Each line of the material must be repeated precisely, with the pictures left out.

[A run of records]
• • • •

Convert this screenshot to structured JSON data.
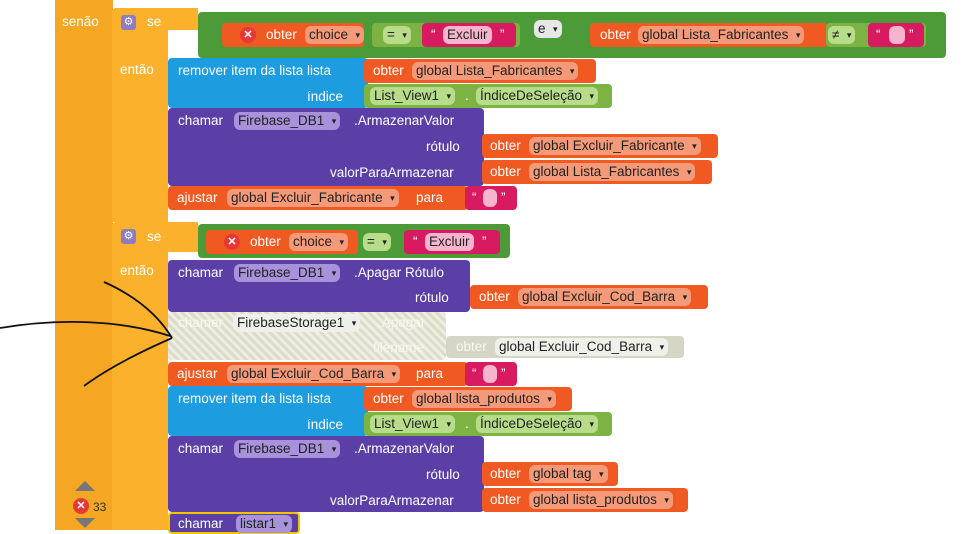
{
  "else_label": "senão",
  "if_label": "se",
  "then_label": "então",
  "and_label": "e",
  "get_label": "obter",
  "call_label": "chamar",
  "set_label": "ajustar",
  "to_label": "para",
  "remove_label": "remover item da lista  lista",
  "index_label": "índice",
  "tag_label": "rótulo",
  "value_label": "valorParaArmazenar",
  "filename_label": "filename",
  "var_choice": "choice",
  "eq_op": "=",
  "neq_op": "≠",
  "str_excluir": "Excluir",
  "var_lista_fab": "global Lista_Fabricantes",
  "var_excluir_fab": "global Excluir_Fabricante",
  "var_excluir_cod": "global Excluir_Cod_Barra",
  "var_lista_prod": "global lista_produtos",
  "var_tag": "global tag",
  "comp_list_view": "List_View1",
  "prop_index": "ÍndiceDeSeleção",
  "comp_firebase": "Firebase_DB1",
  "comp_storage": "FirebaseStorage1",
  "comp_listar": "listar1",
  "method_store": ".ArmazenarValor",
  "method_delete_tag": ".Apagar Rótulo",
  "method_delete": ".Apagar",
  "warning_count": "33",
  "quote_open": "“",
  "quote_close": "”",
  "dot": ".",
  "arrow": "▾"
}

• • • •

• **Exercise solution**:
Convert this screenshot to structured JSON data.
{
  "else_label": "senão",
  "if_label": "se",
  "then_label": "então",
  "and_label": "e",
  "get_label": "obter",
  "call_label": "chamar",
  "set_label": "ajustar",
  "to_label": "para",
  "remove_label": "remover item da lista  lista",
  "index_label": "índice",
  "tag_label": "rótulo",
  "value_label": "valorParaArmazenar",
  "filename_label": "filename",
  "var_choice": "choice",
  "eq_op": "=",
  "neq_op": "≠",
  "str_excluir": "Excluir",
  "var_lista_fab": "global Lista_Fabricantes",
  "var_excluir_fab": "global Excluir_Fabricante",
  "var_excluir_cod": "global Excluir_Cod_Barra",
  "var_lista_prod": "global lista_produtos",
  "var_tag": "global tag",
  "comp_list_view": "List_View1",
  "prop_index": "ÍndiceDeSeleção",
  "comp_firebase": "Firebase_DB1",
  "comp_storage": "FirebaseStorage1",
  "comp_listar": "listar1",
  "method_store": ".ArmazenarValor",
  "method_delete_tag": ".Apagar Rótulo",
  "method_delete": ".Apagar",
  "warning_count": "33",
  "quote_open": "“",
  "quote_close": "”",
  "dot": ".",
  "arrow": "▾"
}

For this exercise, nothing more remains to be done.